Entries from a page text dataset:
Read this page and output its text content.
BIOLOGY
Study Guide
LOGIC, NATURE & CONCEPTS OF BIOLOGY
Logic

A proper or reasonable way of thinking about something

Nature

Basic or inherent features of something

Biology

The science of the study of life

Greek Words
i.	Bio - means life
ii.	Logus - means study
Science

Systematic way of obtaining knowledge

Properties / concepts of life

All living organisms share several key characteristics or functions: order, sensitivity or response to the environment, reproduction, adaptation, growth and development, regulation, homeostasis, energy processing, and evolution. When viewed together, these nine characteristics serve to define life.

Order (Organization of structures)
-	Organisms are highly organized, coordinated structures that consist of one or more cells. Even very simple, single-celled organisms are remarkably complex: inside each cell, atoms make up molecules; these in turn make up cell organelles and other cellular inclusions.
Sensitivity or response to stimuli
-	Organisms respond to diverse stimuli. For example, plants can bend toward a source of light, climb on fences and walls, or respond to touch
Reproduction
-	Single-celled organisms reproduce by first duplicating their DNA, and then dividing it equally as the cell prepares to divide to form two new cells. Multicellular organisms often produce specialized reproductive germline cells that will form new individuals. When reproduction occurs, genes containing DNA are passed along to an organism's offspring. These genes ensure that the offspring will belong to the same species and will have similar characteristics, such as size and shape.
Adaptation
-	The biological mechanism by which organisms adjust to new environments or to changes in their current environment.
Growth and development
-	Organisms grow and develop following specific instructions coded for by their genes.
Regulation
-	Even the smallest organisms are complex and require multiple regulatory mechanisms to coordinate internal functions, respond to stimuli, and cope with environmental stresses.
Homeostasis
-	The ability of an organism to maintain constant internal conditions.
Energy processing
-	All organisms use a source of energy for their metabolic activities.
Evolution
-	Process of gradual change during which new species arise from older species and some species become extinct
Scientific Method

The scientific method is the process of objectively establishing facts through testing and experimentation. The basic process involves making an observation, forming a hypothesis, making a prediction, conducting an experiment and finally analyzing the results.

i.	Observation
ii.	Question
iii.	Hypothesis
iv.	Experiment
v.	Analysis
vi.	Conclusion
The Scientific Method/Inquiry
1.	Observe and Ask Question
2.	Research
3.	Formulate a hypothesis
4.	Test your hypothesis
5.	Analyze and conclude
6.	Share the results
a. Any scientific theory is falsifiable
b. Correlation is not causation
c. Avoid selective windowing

• WHAT THE EXERCISE ASKS
All of the entries above, written out exactly, make up the reply.

• ANSWER BELOW
Read this page and output its text content.
BIOLOGY
Study Guide
LOGIC, NATURE & CONCEPTS OF BIOLOGY
Logic

A proper or reasonable way of thinking about something

Nature

Basic or inherent features of something

Biology

The science of the study of life

Greek Words
i.	Bio - means life
ii.	Logus - means study
Science

Systematic way of obtaining knowledge

Properties / concepts of life

All living organisms share several key characteristics or functions: order, sensitivity or response to the environment, reproduction, adaptation, growth and development, regulation, homeostasis, energy processing, and evolution. When viewed together, these nine characteristics serve to define life.

Order (Organization of structures)
-	Organisms are highly organized, coordinated structures that consist of one or more cells. Even very simple, single-celled organisms are remarkably complex: inside each cell, atoms make up molecules; these in turn make up cell organelles and other cellular inclusions.
Sensitivity or response to stimuli
-	Organisms respond to diverse stimuli. For example, plants can bend toward a source of light, climb on fences and walls, or respond to touch
Reproduction
-	Single-celled organisms reproduce by first duplicating their DNA, and then dividing it equally as the cell prepares to divide to form two new cells. Multicellular organisms often produce specialized reproductive germline cells that will form new individuals. When reproduction occurs, genes containing DNA are passed along to an organism's offspring. These genes ensure that the offspring will belong to the same species and will have similar characteristics, such as size and shape.
Adaptation
-	The biological mechanism by which organisms adjust to new environments or to changes in their current environment.
Growth and development
-	Organisms grow and develop following specific instructions coded for by their genes.
Regulation
-	Even the smallest organisms are complex and require multiple regulatory mechanisms to coordinate internal functions, respond to stimuli, and cope with environmental stresses.
Homeostasis
-	The ability of an organism to maintain constant internal conditions.
Energy processing
-	All organisms use a source of energy for their metabolic activities.
Evolution
-	Process of gradual change during which new species arise from older species and some species become extinct
Scientific Method

The scientific method is the process of objectively establishing facts through testing and experimentation. The basic process involves making an observation, forming a hypothesis, making a prediction, conducting an experiment and finally analyzing the results.

i.	Observation
ii.	Question
iii.	Hypothesis
iv.	Experiment
v.	Analysis
vi.	Conclusion
The Scientific Method/Inquiry
1.	Observe and Ask Question
2.	Research
3.	Formulate a hypothesis
4.	Test your hypothesis
5.	Analyze and conclude
6.	Share the results
a. Any scientific theory is falsifiable
b. Correlation is not causation
c. Avoid selective windowing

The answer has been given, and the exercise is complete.